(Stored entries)
=-=-=-=-=
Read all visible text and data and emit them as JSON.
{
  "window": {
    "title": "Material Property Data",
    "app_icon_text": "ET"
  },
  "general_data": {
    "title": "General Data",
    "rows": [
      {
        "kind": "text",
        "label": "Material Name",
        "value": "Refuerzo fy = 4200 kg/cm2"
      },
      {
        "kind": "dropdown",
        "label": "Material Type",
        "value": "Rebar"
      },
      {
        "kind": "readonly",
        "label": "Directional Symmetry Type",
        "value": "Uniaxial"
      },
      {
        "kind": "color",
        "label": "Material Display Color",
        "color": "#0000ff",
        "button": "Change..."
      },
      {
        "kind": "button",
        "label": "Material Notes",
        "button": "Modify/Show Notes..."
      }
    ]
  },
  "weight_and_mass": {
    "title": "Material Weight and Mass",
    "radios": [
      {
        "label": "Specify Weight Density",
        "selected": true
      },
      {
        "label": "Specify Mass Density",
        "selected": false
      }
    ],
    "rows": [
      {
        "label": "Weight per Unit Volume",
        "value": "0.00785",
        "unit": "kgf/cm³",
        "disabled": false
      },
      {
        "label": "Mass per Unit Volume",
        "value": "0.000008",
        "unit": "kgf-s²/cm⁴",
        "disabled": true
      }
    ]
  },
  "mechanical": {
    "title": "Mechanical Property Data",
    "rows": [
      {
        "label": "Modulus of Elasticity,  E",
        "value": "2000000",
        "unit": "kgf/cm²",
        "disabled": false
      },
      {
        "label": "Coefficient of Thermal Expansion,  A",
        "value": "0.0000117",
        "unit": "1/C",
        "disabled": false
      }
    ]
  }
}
=-=-=-=-=
* _What is being asked_
Find how many lines of the material carry the string "Density". Only the number should be in the answer.

* _Answer to the problem_
2